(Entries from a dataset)
#####

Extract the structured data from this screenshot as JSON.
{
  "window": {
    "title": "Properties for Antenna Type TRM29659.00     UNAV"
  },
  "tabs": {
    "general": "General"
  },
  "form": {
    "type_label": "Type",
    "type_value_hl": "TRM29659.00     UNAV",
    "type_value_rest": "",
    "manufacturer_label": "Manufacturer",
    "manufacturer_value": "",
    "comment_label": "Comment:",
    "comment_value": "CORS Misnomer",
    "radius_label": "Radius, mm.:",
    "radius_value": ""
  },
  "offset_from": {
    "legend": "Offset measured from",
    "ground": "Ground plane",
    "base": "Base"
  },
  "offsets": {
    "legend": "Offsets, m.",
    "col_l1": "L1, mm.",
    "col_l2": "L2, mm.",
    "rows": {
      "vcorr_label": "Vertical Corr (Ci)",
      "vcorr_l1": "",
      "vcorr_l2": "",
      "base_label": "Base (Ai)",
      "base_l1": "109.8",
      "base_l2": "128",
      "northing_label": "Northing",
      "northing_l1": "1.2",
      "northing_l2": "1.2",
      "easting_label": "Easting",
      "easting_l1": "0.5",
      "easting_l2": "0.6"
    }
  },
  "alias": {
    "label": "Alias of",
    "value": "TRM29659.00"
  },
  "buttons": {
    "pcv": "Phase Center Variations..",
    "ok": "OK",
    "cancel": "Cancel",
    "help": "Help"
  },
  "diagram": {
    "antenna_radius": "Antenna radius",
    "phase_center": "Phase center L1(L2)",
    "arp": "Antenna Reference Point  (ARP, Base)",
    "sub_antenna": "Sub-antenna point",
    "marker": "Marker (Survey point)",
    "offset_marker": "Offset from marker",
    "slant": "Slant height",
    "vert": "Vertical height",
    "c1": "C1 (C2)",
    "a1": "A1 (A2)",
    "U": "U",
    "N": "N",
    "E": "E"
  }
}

#####

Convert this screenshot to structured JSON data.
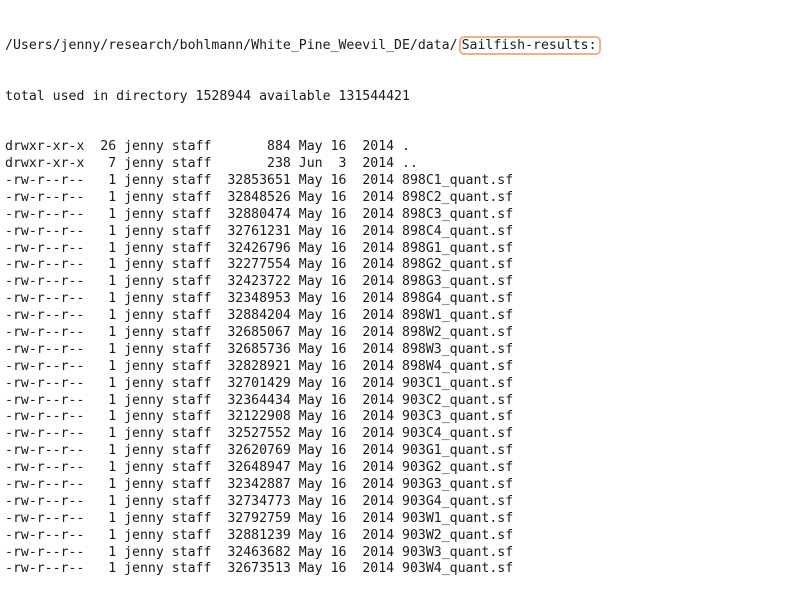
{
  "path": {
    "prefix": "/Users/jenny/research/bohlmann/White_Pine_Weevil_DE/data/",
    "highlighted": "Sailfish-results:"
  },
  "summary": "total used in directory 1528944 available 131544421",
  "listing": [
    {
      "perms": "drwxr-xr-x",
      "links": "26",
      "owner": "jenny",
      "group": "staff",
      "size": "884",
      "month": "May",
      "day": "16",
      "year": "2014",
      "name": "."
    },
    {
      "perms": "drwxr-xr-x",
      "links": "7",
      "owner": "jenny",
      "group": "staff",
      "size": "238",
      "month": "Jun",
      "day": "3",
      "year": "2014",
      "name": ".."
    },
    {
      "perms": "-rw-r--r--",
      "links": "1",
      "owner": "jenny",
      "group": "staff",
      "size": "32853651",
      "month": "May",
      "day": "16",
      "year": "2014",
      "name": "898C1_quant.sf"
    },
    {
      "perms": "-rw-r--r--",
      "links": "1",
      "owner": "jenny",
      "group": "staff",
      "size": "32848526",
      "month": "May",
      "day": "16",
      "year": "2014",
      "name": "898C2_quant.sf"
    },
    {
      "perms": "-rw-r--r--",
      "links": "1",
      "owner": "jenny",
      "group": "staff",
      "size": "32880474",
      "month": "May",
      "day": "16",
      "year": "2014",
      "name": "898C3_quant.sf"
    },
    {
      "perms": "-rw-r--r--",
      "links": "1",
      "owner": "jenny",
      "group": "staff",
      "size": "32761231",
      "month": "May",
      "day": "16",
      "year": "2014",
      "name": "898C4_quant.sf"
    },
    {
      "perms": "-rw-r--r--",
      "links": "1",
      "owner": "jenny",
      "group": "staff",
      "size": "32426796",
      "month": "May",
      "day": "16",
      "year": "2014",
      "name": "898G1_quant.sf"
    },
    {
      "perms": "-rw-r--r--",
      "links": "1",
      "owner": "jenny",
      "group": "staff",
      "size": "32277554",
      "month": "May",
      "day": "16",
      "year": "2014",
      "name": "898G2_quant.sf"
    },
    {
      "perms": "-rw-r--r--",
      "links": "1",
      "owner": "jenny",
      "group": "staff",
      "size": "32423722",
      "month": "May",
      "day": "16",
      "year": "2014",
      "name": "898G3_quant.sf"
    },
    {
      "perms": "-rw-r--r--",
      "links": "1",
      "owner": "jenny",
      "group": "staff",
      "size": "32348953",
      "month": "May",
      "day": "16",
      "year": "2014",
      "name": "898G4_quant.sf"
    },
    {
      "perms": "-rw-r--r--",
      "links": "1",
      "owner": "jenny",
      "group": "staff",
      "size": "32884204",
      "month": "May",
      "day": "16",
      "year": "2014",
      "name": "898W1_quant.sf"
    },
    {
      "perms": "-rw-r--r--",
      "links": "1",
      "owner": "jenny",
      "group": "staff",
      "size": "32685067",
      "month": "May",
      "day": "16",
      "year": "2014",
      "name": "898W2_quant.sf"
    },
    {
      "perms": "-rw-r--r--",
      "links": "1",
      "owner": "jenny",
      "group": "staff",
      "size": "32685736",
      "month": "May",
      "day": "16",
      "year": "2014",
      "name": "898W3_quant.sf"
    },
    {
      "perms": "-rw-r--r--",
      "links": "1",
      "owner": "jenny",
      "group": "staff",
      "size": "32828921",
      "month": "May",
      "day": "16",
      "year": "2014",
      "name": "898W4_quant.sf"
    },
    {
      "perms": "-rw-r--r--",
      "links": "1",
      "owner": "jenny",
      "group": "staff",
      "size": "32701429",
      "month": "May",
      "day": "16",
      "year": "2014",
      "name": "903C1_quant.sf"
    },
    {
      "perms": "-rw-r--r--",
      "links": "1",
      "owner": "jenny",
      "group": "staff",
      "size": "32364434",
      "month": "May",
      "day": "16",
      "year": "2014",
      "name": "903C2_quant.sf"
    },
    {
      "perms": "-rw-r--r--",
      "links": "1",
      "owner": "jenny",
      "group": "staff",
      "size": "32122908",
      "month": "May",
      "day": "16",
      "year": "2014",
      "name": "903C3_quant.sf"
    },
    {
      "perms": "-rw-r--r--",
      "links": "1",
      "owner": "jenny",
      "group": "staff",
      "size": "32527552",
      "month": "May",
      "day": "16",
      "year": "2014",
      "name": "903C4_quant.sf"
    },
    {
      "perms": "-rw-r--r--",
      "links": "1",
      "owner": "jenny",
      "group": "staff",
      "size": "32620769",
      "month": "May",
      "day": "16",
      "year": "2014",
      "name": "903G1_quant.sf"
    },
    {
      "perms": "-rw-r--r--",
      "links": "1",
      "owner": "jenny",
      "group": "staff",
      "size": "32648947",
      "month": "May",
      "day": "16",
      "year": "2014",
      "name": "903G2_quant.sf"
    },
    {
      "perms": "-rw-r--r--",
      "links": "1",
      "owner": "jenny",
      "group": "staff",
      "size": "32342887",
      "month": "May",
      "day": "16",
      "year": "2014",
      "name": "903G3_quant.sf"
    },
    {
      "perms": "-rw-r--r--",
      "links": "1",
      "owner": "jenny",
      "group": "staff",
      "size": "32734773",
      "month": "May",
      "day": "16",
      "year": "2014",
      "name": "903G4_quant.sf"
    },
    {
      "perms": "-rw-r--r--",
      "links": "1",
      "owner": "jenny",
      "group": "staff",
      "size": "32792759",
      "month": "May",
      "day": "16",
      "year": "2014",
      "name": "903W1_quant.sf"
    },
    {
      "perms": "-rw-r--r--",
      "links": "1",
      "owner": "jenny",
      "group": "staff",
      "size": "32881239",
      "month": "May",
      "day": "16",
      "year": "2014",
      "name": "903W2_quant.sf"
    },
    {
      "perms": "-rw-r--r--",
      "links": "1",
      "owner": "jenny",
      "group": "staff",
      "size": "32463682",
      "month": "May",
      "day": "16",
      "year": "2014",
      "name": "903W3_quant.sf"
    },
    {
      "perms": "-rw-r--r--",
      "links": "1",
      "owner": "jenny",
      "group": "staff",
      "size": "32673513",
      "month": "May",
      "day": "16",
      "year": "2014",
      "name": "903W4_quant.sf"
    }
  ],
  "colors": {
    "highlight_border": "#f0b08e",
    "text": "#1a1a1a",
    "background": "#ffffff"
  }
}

#####

- **WRITTEN TASK**
Search the listing for the word "marker". Copy every line in which it occurs.

- **EXERCISE SOLUTION**
    "marker": "Marker (Survey point)",
    "offset_marker": "Offset from marker",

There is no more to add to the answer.